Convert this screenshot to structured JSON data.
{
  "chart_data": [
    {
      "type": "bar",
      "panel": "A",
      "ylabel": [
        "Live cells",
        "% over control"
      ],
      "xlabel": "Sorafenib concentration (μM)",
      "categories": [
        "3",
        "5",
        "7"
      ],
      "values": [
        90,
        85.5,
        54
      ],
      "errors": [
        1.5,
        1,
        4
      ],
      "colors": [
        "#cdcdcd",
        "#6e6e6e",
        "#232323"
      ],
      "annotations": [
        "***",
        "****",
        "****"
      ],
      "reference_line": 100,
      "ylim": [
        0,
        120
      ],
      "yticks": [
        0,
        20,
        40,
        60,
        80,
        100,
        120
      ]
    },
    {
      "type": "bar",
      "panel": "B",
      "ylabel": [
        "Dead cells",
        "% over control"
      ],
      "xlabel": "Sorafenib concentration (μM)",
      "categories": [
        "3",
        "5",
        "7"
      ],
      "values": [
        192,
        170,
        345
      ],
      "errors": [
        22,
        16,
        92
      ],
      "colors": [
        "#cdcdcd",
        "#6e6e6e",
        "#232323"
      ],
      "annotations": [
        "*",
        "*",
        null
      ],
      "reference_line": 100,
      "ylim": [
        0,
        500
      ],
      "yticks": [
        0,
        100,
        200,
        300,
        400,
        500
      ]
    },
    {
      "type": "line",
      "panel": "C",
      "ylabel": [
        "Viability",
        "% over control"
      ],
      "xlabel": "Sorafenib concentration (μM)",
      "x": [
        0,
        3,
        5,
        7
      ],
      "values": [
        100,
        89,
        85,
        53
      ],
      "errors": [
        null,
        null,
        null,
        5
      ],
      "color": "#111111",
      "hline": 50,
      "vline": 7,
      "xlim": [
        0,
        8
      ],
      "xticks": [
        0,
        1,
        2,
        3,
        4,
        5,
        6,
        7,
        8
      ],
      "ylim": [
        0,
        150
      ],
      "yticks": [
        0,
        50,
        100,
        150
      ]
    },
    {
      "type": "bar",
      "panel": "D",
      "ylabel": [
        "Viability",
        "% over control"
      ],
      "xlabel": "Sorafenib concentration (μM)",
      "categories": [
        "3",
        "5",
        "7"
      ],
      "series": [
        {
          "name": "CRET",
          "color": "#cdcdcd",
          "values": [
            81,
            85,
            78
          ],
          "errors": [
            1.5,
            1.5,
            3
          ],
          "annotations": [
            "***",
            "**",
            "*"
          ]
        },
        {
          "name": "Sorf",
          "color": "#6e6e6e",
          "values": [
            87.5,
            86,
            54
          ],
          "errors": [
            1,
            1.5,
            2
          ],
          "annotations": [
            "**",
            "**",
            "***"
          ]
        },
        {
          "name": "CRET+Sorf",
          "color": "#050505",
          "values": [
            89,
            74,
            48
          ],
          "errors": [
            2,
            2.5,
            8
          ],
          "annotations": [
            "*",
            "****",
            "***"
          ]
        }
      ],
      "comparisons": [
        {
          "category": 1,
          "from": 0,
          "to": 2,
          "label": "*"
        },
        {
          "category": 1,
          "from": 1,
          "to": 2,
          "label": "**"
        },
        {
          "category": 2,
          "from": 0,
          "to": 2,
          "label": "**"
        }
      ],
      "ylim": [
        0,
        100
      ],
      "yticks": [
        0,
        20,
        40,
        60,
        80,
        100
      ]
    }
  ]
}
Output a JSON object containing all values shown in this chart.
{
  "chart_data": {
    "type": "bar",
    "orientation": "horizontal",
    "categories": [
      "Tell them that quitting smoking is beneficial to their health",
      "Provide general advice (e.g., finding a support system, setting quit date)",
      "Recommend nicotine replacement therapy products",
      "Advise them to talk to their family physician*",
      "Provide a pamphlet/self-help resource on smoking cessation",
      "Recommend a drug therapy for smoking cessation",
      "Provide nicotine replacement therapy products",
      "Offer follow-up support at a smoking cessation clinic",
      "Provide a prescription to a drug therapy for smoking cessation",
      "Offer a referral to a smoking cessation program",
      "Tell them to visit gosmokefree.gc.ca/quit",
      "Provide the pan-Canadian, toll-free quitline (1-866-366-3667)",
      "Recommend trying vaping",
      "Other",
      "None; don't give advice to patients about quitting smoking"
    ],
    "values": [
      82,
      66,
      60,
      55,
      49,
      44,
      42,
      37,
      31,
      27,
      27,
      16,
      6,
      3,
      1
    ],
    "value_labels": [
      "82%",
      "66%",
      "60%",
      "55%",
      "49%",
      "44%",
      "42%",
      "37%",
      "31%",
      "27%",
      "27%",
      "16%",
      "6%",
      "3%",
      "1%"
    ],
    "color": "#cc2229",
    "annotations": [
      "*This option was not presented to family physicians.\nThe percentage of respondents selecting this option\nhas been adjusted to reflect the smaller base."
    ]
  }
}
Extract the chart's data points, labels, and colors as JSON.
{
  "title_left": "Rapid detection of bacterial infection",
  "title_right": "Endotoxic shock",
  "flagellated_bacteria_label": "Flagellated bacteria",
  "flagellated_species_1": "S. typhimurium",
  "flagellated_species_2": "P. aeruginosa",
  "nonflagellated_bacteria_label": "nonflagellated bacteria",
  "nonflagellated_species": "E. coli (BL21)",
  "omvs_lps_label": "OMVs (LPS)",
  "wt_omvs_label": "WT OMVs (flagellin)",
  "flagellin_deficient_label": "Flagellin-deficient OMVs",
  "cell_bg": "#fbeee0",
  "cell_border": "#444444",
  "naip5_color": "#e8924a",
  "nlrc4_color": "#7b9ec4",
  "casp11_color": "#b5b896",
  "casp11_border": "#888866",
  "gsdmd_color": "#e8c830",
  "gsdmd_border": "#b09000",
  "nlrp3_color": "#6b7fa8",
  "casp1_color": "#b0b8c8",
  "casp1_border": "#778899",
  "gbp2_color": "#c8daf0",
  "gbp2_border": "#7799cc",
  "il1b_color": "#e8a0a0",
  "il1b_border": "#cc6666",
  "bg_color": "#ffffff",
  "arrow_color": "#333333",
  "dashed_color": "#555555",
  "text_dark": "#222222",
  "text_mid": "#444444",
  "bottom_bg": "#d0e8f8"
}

********************

● **Task statement**: None of the records may be omitted or altered when they are given again.

● **Expected answer**:
Convert this screenshot to structured JSON data.
{
  "chart_data": [
    {
      "type": "bar",
      "panel": "A",
      "ylabel": [
        "Live cells",
        "% over control"
      ],
      "xlabel": "Sorafenib concentration (μM)",
      "categories": [
        "3",
        "5",
        "7"
      ],
      "values": [
        90,
        85.5,
        54
      ],
      "errors": [
        1.5,
        1,
        4
      ],
      "colors": [
        "#cdcdcd",
        "#6e6e6e",
        "#232323"
      ],
      "annotations": [
        "***",
        "****",
        "****"
      ],
      "reference_line": 100,
      "ylim": [
        0,
        120
      ],
      "yticks": [
        0,
        20,
        40,
        60,
        80,
        100,
        120
      ]
    },
    {
      "type": "bar",
      "panel": "B",
      "ylabel": [
        "Dead cells",
        "% over control"
      ],
      "xlabel": "Sorafenib concentration (μM)",
      "categories": [
        "3",
        "5",
        "7"
      ],
      "values": [
        192,
        170,
        345
      ],
      "errors": [
        22,
        16,
        92
      ],
      "colors": [
        "#cdcdcd",
        "#6e6e6e",
        "#232323"
      ],
      "annotations": [
        "*",
        "*",
        null
      ],
      "reference_line": 100,
      "ylim": [
        0,
        500
      ],
      "yticks": [
        0,
        100,
        200,
        300,
        400,
        500
      ]
    },
    {
      "type": "line",
      "panel": "C",
      "ylabel": [
        "Viability",
        "% over control"
      ],
      "xlabel": "Sorafenib concentration (μM)",
      "x": [
        0,
        3,
        5,
        7
      ],
      "values": [
        100,
        89,
        85,
        53
      ],
      "errors": [
        null,
        null,
        null,
        5
      ],
      "color": "#111111",
      "hline": 50,
      "vline": 7,
      "xlim": [
        0,
        8
      ],
      "xticks": [
        0,
        1,
        2,
        3,
        4,
        5,
        6,
        7,
        8
      ],
      "ylim": [
        0,
        150
      ],
      "yticks": [
        0,
        50,
        100,
        150
      ]
    },
    {
      "type": "bar",
      "panel": "D",
      "ylabel": [
        "Viability",
        "% over control"
      ],
      "xlabel": "Sorafenib concentration (μM)",
      "categories": [
        "3",
        "5",
        "7"
      ],
      "series": [
        {
          "name": "CRET",
          "color": "#cdcdcd",
          "values": [
            81,
            85,
            78
          ],
          "errors": [
            1.5,
            1.5,
            3
          ],
          "annotations": [
            "***",
            "**",
            "*"
          ]
        },
        {
          "name": "Sorf",
          "color": "#6e6e6e",
          "values": [
            87.5,
            86,
            54
          ],
          "errors": [
            1,
            1.5,
            2
          ],
          "annotations": [
            "**",
            "**",
            "***"
          ]
        },
        {
          "name": "CRET+Sorf",
          "color": "#050505",
          "values": [
            89,
            74,
            48
          ],
          "errors": [
            2,
            2.5,
            8
          ],
          "annotations": [
            "*",
            "****",
            "***"
          ]
        }
      ],
      "comparisons": [
        {
          "category": 1,
          "from": 0,
          "to": 2,
          "label": "*"
        },
        {
          "category": 1,
          "from": 1,
          "to": 2,
          "label": "**"
        },
        {
          "category": 2,
          "from": 0,
          "to": 2,
          "label": "**"
        }
      ],
      "ylim": [
        0,
        100
      ],
      "yticks": [
        0,
        20,
        40,
        60,
        80,
        100
      ]
    }
  ]
}
Output a JSON object containing all values shown in this chart.
{
  "chart_data": {
    "type": "bar",
    "orientation": "horizontal",
    "categories": [
      "Tell them that quitting smoking is beneficial to their health",
      "Provide general advice (e.g., finding a support system, setting quit date)",
      "Recommend nicotine replacement therapy products",
      "Advise them to talk to their family physician*",
      "Provide a pamphlet/self-help resource on smoking cessation",
      "Recommend a drug therapy for smoking cessation",
      "Provide nicotine replacement therapy products",
      "Offer follow-up support at a smoking cessation clinic",
      "Provide a prescription to a drug therapy for smoking cessation",
      "Offer a referral to a smoking cessation program",
      "Tell them to visit gosmokefree.gc.ca/quit",
      "Provide the pan-Canadian, toll-free quitline (1-866-366-3667)",
      "Recommend trying vaping",
      "Other",
      "None; don't give advice to patients about quitting smoking"
    ],
    "values": [
      82,
      66,
      60,
      55,
      49,
      44,
      42,
      37,
      31,
      27,
      27,
      16,
      6,
      3,
      1
    ],
    "value_labels": [
      "82%",
      "66%",
      "60%",
      "55%",
      "49%",
      "44%",
      "42%",
      "37%",
      "31%",
      "27%",
      "27%",
      "16%",
      "6%",
      "3%",
      "1%"
    ],
    "color": "#cc2229",
    "annotations": [
      "*This option was not presented to family physicians.\nThe percentage of respondents selecting this option\nhas been adjusted to reflect the smaller base."
    ]
  }
}
Extract the chart's data points, labels, and colors as JSON.
{
  "title_left": "Rapid detection of bacterial infection",
  "title_right": "Endotoxic shock",
  "flagellated_bacteria_label": "Flagellated bacteria",
  "flagellated_species_1": "S. typhimurium",
  "flagellated_species_2": "P. aeruginosa",
  "nonflagellated_bacteria_label": "nonflagellated bacteria",
  "nonflagellated_species": "E. coli (BL21)",
  "omvs_lps_label": "OMVs (LPS)",
  "wt_omvs_label": "WT OMVs (flagellin)",
  "flagellin_deficient_label": "Flagellin-deficient OMVs",
  "cell_bg": "#fbeee0",
  "cell_border": "#444444",
  "naip5_color": "#e8924a",
  "nlrc4_color": "#7b9ec4",
  "casp11_color": "#b5b896",
  "casp11_border": "#888866",
  "gsdmd_color": "#e8c830",
  "gsdmd_border": "#b09000",
  "nlrp3_color": "#6b7fa8",
  "casp1_color": "#b0b8c8",
  "casp1_border": "#778899",
  "gbp2_color": "#c8daf0",
  "gbp2_border": "#7799cc",
  "il1b_color": "#e8a0a0",
  "il1b_border": "#cc6666",
  "bg_color": "#ffffff",
  "arrow_color": "#333333",
  "dashed_color": "#555555",
  "text_dark": "#222222",
  "text_mid": "#444444",
  "bottom_bg": "#d0e8f8"
}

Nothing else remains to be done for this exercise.